*** Text ***
From 16ea3e3f822424e19f150ee841c050f3eb688de5 Mon Sep 17 00:00:00 2001
From: Happy-melon <happy-melon@users.mediawiki.org>
Date: Sun, 29 May 2011 09:32:17 +0000
Subject: [PATCH] Rv r84022 for now: crashes PHP on large url strings
 (bug29197), which is a nasty DOS vector.  Leaving the parser tests in because
 this should definitely be fixed and reimplemented...

---
 includes/parser/Parser.php | 4 ++--
 1 file changed, 2 insertions(+), 2 deletions(-)

diff --git a/includes/parser/Parser.php b/includes/parser/Parser.php
index 0d60f9c89d..74480b68f4 100644
--- a/includes/parser/Parser.php
+++ b/includes/parser/Parser.php
@@ -68,7 +68,7 @@ class Parser {
 
 	# Constants needed for external link processing
 	# Everything except bracket, space, or control characters
-	const EXT_LINK_URL_CLASS = '(?:[^\]\[<>"\\x00-\\x20\\x7F]|(?:\[\]))';
+	const EXT_LINK_URL_CLASS = '[^][<>"\\x00-\\x20\\x7F]';
 	const EXT_IMAGE_REGEX = '/^(http:\/\/|https:\/\/)([^][<>"\\x00-\\x20\\x7F]+)
*** End of Text ***
*** Records ***
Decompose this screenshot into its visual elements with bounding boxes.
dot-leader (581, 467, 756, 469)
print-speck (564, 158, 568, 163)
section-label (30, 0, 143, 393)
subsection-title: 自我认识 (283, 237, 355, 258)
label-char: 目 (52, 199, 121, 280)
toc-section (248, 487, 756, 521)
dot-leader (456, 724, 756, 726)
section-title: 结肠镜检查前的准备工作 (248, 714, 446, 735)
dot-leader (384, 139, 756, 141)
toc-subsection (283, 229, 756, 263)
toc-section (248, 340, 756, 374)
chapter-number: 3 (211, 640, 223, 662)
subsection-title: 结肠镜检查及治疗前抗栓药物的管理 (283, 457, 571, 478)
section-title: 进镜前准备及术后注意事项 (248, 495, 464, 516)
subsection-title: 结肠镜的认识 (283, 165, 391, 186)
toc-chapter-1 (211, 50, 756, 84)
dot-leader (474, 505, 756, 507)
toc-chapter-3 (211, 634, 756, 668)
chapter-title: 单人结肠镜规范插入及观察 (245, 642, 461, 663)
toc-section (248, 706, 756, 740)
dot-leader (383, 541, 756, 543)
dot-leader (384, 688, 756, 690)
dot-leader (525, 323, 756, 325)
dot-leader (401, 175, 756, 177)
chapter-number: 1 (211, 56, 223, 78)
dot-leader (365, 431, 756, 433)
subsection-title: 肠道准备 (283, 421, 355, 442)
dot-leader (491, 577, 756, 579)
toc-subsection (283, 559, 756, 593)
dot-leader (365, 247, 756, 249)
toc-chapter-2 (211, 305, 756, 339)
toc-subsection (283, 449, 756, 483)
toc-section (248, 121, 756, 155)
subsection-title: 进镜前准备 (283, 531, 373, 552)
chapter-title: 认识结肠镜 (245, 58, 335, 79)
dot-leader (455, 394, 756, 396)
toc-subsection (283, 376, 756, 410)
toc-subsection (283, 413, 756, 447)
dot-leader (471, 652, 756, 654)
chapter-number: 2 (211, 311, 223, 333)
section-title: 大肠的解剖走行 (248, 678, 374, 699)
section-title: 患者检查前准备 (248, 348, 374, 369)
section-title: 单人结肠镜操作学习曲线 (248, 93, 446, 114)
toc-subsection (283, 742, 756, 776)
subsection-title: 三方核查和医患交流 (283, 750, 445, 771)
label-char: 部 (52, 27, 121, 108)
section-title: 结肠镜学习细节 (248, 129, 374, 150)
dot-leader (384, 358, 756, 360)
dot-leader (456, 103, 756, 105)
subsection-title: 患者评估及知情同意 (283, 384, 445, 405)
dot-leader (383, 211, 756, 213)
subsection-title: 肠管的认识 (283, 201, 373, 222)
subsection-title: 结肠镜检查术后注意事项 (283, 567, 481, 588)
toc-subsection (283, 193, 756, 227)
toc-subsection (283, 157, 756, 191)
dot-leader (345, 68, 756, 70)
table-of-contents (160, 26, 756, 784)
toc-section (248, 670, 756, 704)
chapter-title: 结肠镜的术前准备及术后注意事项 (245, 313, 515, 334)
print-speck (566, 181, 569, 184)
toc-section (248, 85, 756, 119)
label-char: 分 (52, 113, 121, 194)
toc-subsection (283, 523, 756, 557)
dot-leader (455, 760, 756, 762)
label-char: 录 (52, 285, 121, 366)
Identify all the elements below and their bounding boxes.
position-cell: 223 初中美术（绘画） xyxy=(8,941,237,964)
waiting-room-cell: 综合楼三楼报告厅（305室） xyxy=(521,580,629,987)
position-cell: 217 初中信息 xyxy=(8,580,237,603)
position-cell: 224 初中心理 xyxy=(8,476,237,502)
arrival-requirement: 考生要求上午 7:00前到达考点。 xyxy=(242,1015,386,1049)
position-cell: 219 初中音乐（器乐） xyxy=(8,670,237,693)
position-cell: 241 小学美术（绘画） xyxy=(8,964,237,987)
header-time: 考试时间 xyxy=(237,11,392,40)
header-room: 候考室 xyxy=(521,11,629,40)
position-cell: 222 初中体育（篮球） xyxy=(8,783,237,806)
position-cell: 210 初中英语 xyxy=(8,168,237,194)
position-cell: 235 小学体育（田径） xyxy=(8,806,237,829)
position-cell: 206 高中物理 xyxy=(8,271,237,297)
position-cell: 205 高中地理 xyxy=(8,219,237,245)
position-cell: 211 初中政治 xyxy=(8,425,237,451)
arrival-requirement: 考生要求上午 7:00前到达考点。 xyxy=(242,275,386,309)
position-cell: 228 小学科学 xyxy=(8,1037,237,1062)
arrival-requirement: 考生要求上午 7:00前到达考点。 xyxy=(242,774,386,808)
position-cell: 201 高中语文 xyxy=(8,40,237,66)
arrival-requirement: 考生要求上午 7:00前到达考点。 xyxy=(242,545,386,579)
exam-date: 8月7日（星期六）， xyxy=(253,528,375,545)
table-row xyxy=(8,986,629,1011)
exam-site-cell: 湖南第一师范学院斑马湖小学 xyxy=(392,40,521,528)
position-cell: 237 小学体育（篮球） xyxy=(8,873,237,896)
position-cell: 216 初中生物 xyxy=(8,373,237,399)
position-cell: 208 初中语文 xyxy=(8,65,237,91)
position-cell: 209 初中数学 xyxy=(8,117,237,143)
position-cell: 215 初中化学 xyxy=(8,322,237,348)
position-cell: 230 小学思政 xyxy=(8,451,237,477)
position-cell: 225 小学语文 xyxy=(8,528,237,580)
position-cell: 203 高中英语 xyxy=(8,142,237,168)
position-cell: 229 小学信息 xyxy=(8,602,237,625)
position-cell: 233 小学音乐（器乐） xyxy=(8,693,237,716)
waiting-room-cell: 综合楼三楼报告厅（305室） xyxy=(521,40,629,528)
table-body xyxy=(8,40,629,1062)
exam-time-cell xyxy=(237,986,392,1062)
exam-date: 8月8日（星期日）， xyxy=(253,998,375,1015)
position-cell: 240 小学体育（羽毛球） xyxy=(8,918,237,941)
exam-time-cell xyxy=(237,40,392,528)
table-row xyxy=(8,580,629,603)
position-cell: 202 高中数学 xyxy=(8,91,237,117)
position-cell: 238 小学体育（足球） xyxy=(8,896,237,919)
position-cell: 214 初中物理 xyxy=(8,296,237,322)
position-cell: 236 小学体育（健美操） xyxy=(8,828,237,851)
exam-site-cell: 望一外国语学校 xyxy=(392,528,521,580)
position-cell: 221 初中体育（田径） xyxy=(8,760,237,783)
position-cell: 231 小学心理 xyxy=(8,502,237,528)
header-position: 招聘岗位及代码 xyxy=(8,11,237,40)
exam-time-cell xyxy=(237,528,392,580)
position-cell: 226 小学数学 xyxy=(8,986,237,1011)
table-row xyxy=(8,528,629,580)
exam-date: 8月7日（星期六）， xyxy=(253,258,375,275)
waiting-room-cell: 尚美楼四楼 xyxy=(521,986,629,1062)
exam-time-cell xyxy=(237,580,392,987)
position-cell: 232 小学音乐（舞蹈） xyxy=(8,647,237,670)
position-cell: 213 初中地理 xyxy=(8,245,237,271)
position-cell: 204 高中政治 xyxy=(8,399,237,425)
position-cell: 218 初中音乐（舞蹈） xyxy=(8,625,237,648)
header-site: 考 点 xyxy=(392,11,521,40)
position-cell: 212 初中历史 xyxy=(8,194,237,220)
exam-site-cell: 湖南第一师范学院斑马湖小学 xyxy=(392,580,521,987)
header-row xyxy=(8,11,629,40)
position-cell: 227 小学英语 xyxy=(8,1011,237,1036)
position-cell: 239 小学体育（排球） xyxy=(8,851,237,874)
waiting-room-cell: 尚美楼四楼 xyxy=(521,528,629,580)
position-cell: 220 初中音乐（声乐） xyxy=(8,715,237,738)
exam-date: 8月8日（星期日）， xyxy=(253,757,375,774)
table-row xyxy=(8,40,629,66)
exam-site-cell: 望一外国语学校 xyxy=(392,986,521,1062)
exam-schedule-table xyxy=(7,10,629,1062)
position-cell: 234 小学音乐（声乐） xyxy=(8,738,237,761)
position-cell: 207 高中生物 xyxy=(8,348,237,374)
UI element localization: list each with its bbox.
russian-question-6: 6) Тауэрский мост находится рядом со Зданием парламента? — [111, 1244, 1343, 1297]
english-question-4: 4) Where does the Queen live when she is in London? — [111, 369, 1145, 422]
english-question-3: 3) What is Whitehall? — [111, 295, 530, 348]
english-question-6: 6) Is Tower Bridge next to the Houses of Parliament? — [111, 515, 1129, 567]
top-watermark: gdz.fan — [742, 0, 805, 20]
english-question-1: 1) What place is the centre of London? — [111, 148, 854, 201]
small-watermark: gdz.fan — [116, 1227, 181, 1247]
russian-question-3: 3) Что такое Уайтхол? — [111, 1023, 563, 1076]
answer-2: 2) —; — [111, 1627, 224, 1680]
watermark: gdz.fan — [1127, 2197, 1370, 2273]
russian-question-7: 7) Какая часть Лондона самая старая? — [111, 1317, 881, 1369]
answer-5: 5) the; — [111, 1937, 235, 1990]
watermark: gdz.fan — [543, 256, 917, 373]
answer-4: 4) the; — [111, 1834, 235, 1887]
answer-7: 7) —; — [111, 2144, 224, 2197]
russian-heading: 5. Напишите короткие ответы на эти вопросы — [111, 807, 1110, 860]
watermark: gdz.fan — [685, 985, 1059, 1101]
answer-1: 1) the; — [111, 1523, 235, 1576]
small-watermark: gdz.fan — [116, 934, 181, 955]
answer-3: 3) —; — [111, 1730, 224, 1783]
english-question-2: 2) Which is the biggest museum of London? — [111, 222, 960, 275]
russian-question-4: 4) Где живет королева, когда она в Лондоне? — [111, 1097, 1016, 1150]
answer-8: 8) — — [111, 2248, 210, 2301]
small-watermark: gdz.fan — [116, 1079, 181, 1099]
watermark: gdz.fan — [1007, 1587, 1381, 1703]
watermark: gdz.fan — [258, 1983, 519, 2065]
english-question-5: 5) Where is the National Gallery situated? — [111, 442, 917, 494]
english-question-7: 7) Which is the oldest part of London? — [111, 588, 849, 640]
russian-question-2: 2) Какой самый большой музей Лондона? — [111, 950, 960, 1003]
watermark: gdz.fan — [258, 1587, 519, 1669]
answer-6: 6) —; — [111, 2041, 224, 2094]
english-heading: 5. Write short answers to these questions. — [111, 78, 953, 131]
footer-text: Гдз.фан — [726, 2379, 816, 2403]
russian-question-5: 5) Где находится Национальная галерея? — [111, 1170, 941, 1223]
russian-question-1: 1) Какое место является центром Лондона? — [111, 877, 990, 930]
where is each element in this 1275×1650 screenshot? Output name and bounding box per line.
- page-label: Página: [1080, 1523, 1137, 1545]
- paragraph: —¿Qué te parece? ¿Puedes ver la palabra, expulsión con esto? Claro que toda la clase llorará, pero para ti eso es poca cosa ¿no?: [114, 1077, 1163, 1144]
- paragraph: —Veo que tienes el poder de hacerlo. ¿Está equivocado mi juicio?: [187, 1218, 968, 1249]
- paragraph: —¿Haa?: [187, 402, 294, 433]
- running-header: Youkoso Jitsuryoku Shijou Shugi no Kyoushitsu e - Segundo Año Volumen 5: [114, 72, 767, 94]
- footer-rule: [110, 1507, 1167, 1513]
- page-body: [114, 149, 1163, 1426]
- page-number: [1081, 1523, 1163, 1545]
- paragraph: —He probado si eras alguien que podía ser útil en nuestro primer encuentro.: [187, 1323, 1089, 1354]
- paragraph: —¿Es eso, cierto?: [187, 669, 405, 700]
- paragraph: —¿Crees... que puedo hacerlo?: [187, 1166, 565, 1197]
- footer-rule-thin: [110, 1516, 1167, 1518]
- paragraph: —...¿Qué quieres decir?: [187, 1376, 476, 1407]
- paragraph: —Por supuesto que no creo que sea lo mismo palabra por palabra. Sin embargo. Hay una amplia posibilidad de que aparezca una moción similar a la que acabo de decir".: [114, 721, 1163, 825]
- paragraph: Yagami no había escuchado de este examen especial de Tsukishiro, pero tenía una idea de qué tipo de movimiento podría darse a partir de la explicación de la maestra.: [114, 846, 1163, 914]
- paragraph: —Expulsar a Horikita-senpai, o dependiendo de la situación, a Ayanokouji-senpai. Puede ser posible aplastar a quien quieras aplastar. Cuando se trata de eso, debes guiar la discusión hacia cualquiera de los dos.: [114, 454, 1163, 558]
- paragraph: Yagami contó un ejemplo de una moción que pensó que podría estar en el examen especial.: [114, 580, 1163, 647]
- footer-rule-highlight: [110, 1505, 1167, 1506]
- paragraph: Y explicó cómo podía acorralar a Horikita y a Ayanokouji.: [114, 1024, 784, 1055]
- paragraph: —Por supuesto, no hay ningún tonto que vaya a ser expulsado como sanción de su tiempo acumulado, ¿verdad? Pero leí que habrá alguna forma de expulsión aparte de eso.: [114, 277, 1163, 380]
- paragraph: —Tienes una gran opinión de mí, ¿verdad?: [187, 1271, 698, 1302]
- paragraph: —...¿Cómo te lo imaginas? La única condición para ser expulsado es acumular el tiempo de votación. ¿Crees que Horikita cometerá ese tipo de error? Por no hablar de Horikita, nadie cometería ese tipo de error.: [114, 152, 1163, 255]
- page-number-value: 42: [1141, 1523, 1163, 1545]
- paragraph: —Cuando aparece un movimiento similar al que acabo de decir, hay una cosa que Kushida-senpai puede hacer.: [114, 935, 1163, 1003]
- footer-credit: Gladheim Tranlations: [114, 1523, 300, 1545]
*** End of Records ***
Prompt. Pick up the Parser.php patch at the point where it ends and continue it. The listing has no connection to the text.

Answer box.
 		\\/([A-Za-z0-9_.,~%\\-+&;#*?!=()@\\x80-\\xFF]+)\\.((?i)gif|png|jpg|jpeg)$/Sx';
 
@@ -184,7 +184,7 @@ class Parser {
 		$this->mConf = $conf;
 		$this->mUrlProtocols = wfUrlProtocols();
 		$this->mExtLinkBracketedRegex = '/\[(\b(' . wfUrlProtocols() . ')'.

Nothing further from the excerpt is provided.